DATASET ROWS →
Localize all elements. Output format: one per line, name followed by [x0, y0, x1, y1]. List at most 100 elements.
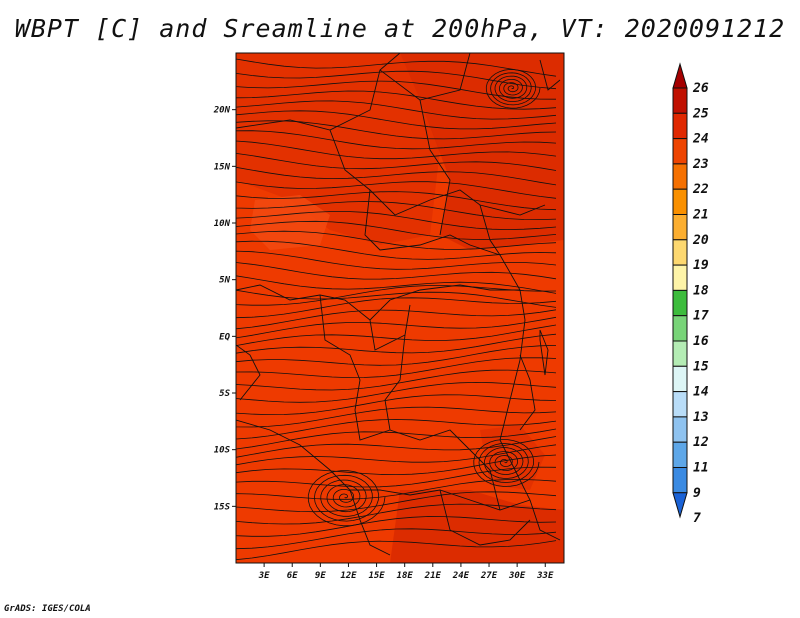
streamline: [236, 428, 557, 450]
streamline: [236, 250, 557, 270]
colorbar-segment: [672, 441, 688, 469]
streamline: [236, 262, 557, 280]
streamline: [236, 309, 557, 330]
streamline: [236, 140, 557, 160]
colorbar-label: 19: [693, 258, 709, 273]
colorbar-segment: [672, 416, 688, 443]
streamline: [236, 297, 557, 319]
colorbar-label: 21: [692, 208, 709, 223]
streamline: [236, 201, 557, 221]
colorbar-segment: [672, 289, 688, 317]
colorbar-bottom-arrow: [672, 492, 688, 519]
lat-label: 5N: [219, 276, 230, 286]
lon-label: 33E: [536, 571, 554, 581]
streamline: [236, 100, 557, 120]
streamline: [236, 152, 557, 171]
streamline: [236, 479, 557, 500]
vortex-streamline: [485, 69, 541, 109]
streamlines: [236, 58, 557, 561]
streamline: [236, 381, 557, 403]
colorbar-label: 17: [693, 309, 709, 324]
colorbar-segment: [672, 87, 688, 114]
lat-label: 20N: [213, 106, 231, 116]
colorbar-segment: [672, 163, 688, 190]
lon-label: 24E: [452, 571, 470, 581]
streamline: [236, 406, 557, 428]
colorbar-segment: [672, 214, 688, 241]
streamline: [236, 454, 557, 477]
latitude-axis: 20N 15N 10N 5N EQ 5S 10S 15S: [213, 106, 236, 512]
lat-label: 15S: [214, 502, 231, 512]
lat-label: 10S: [214, 446, 231, 456]
lat-label: 10N: [214, 219, 231, 229]
streamline: [236, 70, 557, 90]
colorbar-segment: [672, 315, 688, 342]
colorbar-segment: [672, 391, 688, 418]
streamline: [236, 369, 557, 391]
lon-label: 6E: [287, 571, 298, 581]
map-title: WBPT [C] and Sreamline at 200hPa, VT: 20…: [14, 14, 786, 43]
colorbar-top-arrow: [672, 62, 688, 89]
streamline: [236, 120, 557, 140]
lon-label: 21E: [424, 571, 442, 581]
lon-label: 30E: [508, 571, 526, 581]
grads-credit: GrADS: IGES/COLA: [4, 604, 91, 614]
colorbar-label: 12: [693, 435, 709, 450]
colorbar-label: 11: [693, 461, 709, 476]
lon-label: 27E: [480, 571, 498, 581]
lon-label: 12E: [340, 571, 357, 581]
colorbar-label: 23: [692, 157, 709, 172]
colorbar-label: 18: [693, 283, 709, 298]
lon-label: 9E: [315, 571, 326, 581]
streamline: [236, 180, 557, 199]
streamline: [236, 90, 557, 110]
colorbar-label: 7: [693, 511, 701, 526]
streamline: [236, 191, 557, 211]
map-frame: [235, 52, 565, 564]
streamline: [236, 130, 557, 150]
vortex-streamline: [307, 470, 386, 527]
colorbar-segment: [672, 467, 688, 494]
lon-label: 15E: [368, 571, 385, 581]
colorbar-segment: [672, 239, 688, 266]
streamline: [236, 289, 557, 308]
colorbar-label: 14: [693, 385, 709, 400]
streamline: [236, 166, 557, 186]
colorbar-label: 24: [692, 132, 709, 147]
longitude-axis: 3E 6E 9E 12E 15E 18E 21E 24E 27E 30E 33E: [258, 563, 554, 581]
colorbar-segment: [672, 264, 688, 291]
streamline: [236, 110, 557, 130]
streamline: [236, 436, 557, 458]
colorbar-label: 9: [693, 486, 701, 501]
streamline: [236, 230, 557, 250]
streamline: [236, 58, 557, 77]
streamline: [236, 240, 557, 260]
streamline: [236, 528, 557, 550]
lon-label: 18E: [397, 571, 414, 581]
colorbar-segment: [672, 112, 688, 140]
streamline: [236, 333, 557, 356]
streamline: [236, 80, 557, 100]
field-patch: [390, 490, 564, 563]
vortex-streamline: [473, 439, 540, 487]
streamline: [236, 220, 557, 240]
streamline: [236, 516, 557, 537]
colorbar-label: 22: [692, 182, 709, 197]
colorbar-segment: [672, 340, 688, 367]
colorbar-label: 20: [692, 233, 709, 248]
streamline: [236, 419, 557, 440]
field-patch: [250, 195, 330, 250]
lon-label: 3E: [258, 571, 270, 581]
streamline: [236, 503, 557, 525]
streamline: [236, 394, 557, 416]
streamline: [236, 324, 557, 347]
streamline: [236, 540, 557, 561]
colorbar-segment: [672, 188, 688, 215]
colorbar-segment: [672, 365, 688, 393]
streamline: [236, 275, 557, 294]
colorbar-label: 13: [693, 410, 709, 425]
lat-label: 15N: [214, 162, 231, 172]
streamline: [236, 285, 557, 306]
streamline: [236, 444, 557, 466]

AIM → Rewrite all the entries above with every "lon-label" swapped for "longitude-label" and everything else left unchanged. Leave the pictures out of your answer.

THE RESULT →
Localize all elements. Output format: one per line, name followed by [x0, y0, x1, y1]. List at most 100 elements.
streamline: [236, 428, 557, 450]
streamline: [236, 250, 557, 270]
colorbar-segment: [672, 441, 688, 469]
streamline: [236, 262, 557, 280]
streamline: [236, 309, 557, 330]
streamline: [236, 140, 557, 160]
colorbar-label: 19: [693, 258, 709, 273]
colorbar-segment: [672, 416, 688, 443]
streamline: [236, 297, 557, 319]
colorbar-label: 21: [692, 208, 709, 223]
streamline: [236, 201, 557, 221]
colorbar-segment: [672, 289, 688, 317]
colorbar-bottom-arrow: [672, 492, 688, 519]
lat-label: 5N: [219, 276, 230, 286]
longitude-label: 33E: [536, 571, 554, 581]
streamline: [236, 100, 557, 120]
streamline: [236, 152, 557, 171]
streamline: [236, 479, 557, 500]
vortex-streamline: [485, 69, 541, 109]
streamlines: [236, 58, 557, 561]
streamline: [236, 381, 557, 403]
colorbar-label: 17: [693, 309, 709, 324]
colorbar-segment: [672, 87, 688, 114]
lat-label: 20N: [213, 106, 231, 116]
colorbar-segment: [672, 163, 688, 190]
longitude-label: 24E: [452, 571, 470, 581]
streamline: [236, 406, 557, 428]
colorbar-segment: [672, 214, 688, 241]
streamline: [236, 454, 557, 477]
latitude-axis: 20N 15N 10N 5N EQ 5S 10S 15S: [213, 106, 236, 512]
lat-label: 15S: [214, 502, 231, 512]
lat-label: 10S: [214, 446, 231, 456]
lat-label: 10N: [214, 219, 231, 229]
streamline: [236, 70, 557, 90]
colorbar-segment: [672, 315, 688, 342]
colorbar-segment: [672, 391, 688, 418]
streamline: [236, 369, 557, 391]
longitude-label: 6E: [287, 571, 298, 581]
map-title: WBPT [C] and Sreamline at 200hPa, VT: 20…: [14, 14, 786, 43]
colorbar-top-arrow: [672, 62, 688, 89]
streamline: [236, 120, 557, 140]
longitude-label: 21E: [424, 571, 442, 581]
longitude-label: 30E: [508, 571, 526, 581]
grads-credit: GrADS: IGES/COLA: [4, 604, 91, 614]
colorbar-label: 12: [693, 435, 709, 450]
colorbar-label: 11: [693, 461, 709, 476]
longitude-label: 27E: [480, 571, 498, 581]
longitude-label: 12E: [340, 571, 357, 581]
colorbar-label: 23: [692, 157, 709, 172]
colorbar-label: 18: [693, 283, 709, 298]
longitude-label: 9E: [315, 571, 326, 581]
streamline: [236, 180, 557, 199]
streamline: [236, 90, 557, 110]
colorbar-label: 7: [693, 511, 701, 526]
streamline: [236, 191, 557, 211]
map-frame: [235, 52, 565, 564]
streamline: [236, 130, 557, 150]
vortex-streamline: [307, 470, 386, 527]
colorbar-segment: [672, 467, 688, 494]
longitude-label: 15E: [368, 571, 385, 581]
colorbar-segment: [672, 239, 688, 266]
streamline: [236, 289, 557, 308]
colorbar-label: 14: [693, 385, 709, 400]
streamline: [236, 166, 557, 186]
colorbar-label: 24: [692, 132, 709, 147]
longitude-axis: 3E 6E 9E 12E 15E 18E 21E 24E 27E 30E 33E: [258, 563, 554, 581]
colorbar-segment: [672, 264, 688, 291]
streamline: [236, 110, 557, 130]
streamline: [236, 436, 557, 458]
colorbar-label: 9: [693, 486, 701, 501]
streamline: [236, 230, 557, 250]
streamline: [236, 58, 557, 77]
streamline: [236, 240, 557, 260]
streamline: [236, 528, 557, 550]
longitude-label: 18E: [397, 571, 414, 581]
colorbar-segment: [672, 112, 688, 140]
streamline: [236, 333, 557, 356]
streamline: [236, 80, 557, 100]
field-patch: [390, 490, 564, 563]
vortex-streamline: [473, 439, 540, 487]
streamline: [236, 220, 557, 240]
streamline: [236, 516, 557, 537]
colorbar-label: 22: [692, 182, 709, 197]
colorbar-segment: [672, 340, 688, 367]
colorbar-label: 20: [692, 233, 709, 248]
streamline: [236, 419, 557, 440]
field-patch: [250, 195, 330, 250]
longitude-label: 3E: [258, 571, 270, 581]
streamline: [236, 503, 557, 525]
streamline: [236, 394, 557, 416]
streamline: [236, 324, 557, 347]
streamline: [236, 540, 557, 561]
colorbar-segment: [672, 188, 688, 215]
colorbar-segment: [672, 365, 688, 393]
streamline: [236, 275, 557, 294]
colorbar-label: 13: [693, 410, 709, 425]
lat-label: 15N: [214, 162, 231, 172]
streamline: [236, 285, 557, 306]
streamline: [236, 444, 557, 466]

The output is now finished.